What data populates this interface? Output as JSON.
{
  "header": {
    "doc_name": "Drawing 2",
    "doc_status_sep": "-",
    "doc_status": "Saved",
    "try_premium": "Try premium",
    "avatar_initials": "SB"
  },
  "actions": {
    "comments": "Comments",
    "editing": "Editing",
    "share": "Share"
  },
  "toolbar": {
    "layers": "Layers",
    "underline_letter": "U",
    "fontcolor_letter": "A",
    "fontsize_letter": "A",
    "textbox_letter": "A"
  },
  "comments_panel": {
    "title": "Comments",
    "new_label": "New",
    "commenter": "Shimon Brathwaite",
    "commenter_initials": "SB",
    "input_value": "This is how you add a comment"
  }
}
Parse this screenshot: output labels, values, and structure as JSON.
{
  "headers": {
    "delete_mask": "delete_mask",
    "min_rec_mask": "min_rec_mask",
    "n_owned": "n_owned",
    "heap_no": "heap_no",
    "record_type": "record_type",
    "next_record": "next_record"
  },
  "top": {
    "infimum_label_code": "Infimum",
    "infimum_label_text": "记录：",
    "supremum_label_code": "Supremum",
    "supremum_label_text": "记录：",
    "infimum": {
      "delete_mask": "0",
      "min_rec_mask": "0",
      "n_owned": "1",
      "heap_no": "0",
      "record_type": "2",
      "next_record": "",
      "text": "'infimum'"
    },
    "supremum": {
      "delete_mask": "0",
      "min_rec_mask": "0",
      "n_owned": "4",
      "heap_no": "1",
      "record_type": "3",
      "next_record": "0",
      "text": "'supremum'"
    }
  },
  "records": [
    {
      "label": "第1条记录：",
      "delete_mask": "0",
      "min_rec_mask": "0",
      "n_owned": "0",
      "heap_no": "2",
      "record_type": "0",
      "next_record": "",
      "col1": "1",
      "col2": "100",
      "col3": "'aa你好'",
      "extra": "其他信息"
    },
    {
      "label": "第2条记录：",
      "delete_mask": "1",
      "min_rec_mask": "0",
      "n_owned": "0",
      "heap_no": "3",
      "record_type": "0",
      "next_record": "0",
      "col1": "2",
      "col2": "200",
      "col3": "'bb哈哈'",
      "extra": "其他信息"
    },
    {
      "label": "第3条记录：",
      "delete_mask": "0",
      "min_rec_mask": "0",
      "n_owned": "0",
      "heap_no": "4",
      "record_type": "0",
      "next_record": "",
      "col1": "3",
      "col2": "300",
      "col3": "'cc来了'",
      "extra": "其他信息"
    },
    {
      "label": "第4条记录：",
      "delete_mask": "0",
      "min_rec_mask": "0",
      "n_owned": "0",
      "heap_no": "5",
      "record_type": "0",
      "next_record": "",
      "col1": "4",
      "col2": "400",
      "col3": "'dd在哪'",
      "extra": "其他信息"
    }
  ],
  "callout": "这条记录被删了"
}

| EXERCISE BRIEF |
Go through the material above line by line and copy it exactly.

| FULL ANSWER |
What data populates this interface? Output as JSON.
{
  "header": {
    "doc_name": "Drawing 2",
    "doc_status_sep": "-",
    "doc_status": "Saved",
    "try_premium": "Try premium",
    "avatar_initials": "SB"
  },
  "actions": {
    "comments": "Comments",
    "editing": "Editing",
    "share": "Share"
  },
  "toolbar": {
    "layers": "Layers",
    "underline_letter": "U",
    "fontcolor_letter": "A",
    "fontsize_letter": "A",
    "textbox_letter": "A"
  },
  "comments_panel": {
    "title": "Comments",
    "new_label": "New",
    "commenter": "Shimon Brathwaite",
    "commenter_initials": "SB",
    "input_value": "This is how you add a comment"
  }
}
Parse this screenshot: output labels, values, and structure as JSON.
{
  "headers": {
    "delete_mask": "delete_mask",
    "min_rec_mask": "min_rec_mask",
    "n_owned": "n_owned",
    "heap_no": "heap_no",
    "record_type": "record_type",
    "next_record": "next_record"
  },
  "top": {
    "infimum_label_code": "Infimum",
    "infimum_label_text": "记录：",
    "supremum_label_code": "Supremum",
    "supremum_label_text": "记录：",
    "infimum": {
      "delete_mask": "0",
      "min_rec_mask": "0",
      "n_owned": "1",
      "heap_no": "0",
      "record_type": "2",
      "next_record": "",
      "text": "'infimum'"
    },
    "supremum": {
      "delete_mask": "0",
      "min_rec_mask": "0",
      "n_owned": "4",
      "heap_no": "1",
      "record_type": "3",
      "next_record": "0",
      "text": "'supremum'"
    }
  },
  "records": [
    {
      "label": "第1条记录：",
      "delete_mask": "0",
      "min_rec_mask": "0",
      "n_owned": "0",
      "heap_no": "2",
      "record_type": "0",
      "next_record": "",
      "col1": "1",
      "col2": "100",
      "col3": "'aa你好'",
      "extra": "其他信息"
    },
    {
      "label": "第2条记录：",
      "delete_mask": "1",
      "min_rec_mask": "0",
      "n_owned": "0",
      "heap_no": "3",
      "record_type": "0",
      "next_record": "0",
      "col1": "2",
      "col2": "200",
      "col3": "'bb哈哈'",
      "extra": "其他信息"
    },
    {
      "label": "第3条记录：",
      "delete_mask": "0",
      "min_rec_mask": "0",
      "n_owned": "0",
      "heap_no": "4",
      "record_type": "0",
      "next_record": "",
      "col1": "3",
      "col2": "300",
      "col3": "'cc来了'",
      "extra": "其他信息"
    },
    {
      "label": "第4条记录：",
      "delete_mask": "0",
      "min_rec_mask": "0",
      "n_owned": "0",
      "heap_no": "5",
      "record_type": "0",
      "next_record": "",
      "col1": "4",
      "col2": "400",
      "col3": "'dd在哪'",
      "extra": "其他信息"
    }
  ],
  "callout": "这条记录被删了"
}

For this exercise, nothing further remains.